** start of Extracted data **

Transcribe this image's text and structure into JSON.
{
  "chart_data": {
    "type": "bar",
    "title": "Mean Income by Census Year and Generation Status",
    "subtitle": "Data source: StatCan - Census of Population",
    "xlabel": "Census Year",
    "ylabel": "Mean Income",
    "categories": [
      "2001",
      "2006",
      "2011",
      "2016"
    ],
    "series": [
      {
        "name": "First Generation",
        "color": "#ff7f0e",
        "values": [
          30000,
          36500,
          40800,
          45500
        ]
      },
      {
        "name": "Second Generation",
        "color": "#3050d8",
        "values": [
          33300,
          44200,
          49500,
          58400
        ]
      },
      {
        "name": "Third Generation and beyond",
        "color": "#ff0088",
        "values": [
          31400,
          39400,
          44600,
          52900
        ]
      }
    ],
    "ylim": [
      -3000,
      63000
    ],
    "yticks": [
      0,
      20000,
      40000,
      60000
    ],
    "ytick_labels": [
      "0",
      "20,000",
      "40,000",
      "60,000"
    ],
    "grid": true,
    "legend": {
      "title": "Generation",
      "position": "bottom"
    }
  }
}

** end of Extracted data **

Stated task
Every line of the listing that holds "Year" should be found and copied.

Answer for this exercise
    "title": "Mean Income by Census Year and Generation Status",
    "xlabel": "Census Year",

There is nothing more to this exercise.